» Directions for this task
Set down exactly the lines from the one containing "Parse this screenshot: output" through the last line of the records below, both included, and nothing else.

» Records provided
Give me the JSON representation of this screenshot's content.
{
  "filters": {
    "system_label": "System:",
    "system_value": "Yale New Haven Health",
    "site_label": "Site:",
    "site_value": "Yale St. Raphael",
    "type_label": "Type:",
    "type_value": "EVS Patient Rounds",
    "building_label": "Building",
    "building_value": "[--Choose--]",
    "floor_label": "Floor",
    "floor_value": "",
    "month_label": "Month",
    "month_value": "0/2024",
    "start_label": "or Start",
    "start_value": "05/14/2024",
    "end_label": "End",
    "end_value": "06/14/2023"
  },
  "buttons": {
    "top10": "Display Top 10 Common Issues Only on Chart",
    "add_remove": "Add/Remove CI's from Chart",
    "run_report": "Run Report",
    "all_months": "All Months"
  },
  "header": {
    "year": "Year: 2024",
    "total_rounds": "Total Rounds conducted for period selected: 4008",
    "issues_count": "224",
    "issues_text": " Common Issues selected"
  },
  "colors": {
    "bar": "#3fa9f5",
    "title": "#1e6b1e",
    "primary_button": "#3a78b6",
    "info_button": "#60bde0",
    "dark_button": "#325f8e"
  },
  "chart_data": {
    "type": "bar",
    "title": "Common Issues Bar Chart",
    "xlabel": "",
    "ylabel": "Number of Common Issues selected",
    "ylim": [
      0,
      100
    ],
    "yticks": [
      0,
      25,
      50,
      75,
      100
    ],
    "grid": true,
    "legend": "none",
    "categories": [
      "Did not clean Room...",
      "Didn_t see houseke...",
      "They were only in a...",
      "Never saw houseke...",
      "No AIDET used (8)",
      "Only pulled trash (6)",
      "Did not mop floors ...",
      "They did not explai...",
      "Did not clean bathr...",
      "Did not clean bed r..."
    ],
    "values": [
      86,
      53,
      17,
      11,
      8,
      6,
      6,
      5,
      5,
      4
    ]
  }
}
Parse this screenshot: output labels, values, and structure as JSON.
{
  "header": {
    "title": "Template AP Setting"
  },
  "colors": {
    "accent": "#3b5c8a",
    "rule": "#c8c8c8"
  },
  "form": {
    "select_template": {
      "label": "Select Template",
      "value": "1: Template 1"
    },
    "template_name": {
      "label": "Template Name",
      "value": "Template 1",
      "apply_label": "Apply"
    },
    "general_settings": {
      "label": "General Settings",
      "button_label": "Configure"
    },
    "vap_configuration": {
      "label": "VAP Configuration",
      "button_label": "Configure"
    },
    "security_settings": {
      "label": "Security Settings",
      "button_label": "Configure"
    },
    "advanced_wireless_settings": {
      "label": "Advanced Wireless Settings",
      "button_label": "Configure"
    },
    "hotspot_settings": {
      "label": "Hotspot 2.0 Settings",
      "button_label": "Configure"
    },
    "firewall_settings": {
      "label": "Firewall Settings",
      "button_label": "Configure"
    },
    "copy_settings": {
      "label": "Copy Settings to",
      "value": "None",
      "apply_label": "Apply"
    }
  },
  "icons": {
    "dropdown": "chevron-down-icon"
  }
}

» Finished answer
Parse this screenshot: output labels, values, and structure as JSON.
{
  "header": {
    "title": "Template AP Setting"
  },
  "colors": {
    "accent": "#3b5c8a",
    "rule": "#c8c8c8"
  },
  "form": {
    "select_template": {
      "label": "Select Template",
      "value": "1: Template 1"
    },
    "template_name": {
      "label": "Template Name",
      "value": "Template 1",
      "apply_label": "Apply"
    },
    "general_settings": {
      "label": "General Settings",
      "button_label": "Configure"
    },
    "vap_configuration": {
      "label": "VAP Configuration",
      "button_label": "Configure"
    },
    "security_settings": {
      "label": "Security Settings",
      "button_label": "Configure"
    },
    "advanced_wireless_settings": {
      "label": "Advanced Wireless Settings",
      "button_label": "Configure"
    },
    "hotspot_settings": {
      "label": "Hotspot 2.0 Settings",
      "button_label": "Configure"
    },
    "firewall_settings": {
      "label": "Firewall Settings",
      "button_label": "Configure"
    },
    "copy_settings": {
      "label": "Copy Settings to",
      "value": "None",
      "apply_label": "Apply"
    }
  },
  "icons": {
    "dropdown": "chevron-down-icon"
  }
}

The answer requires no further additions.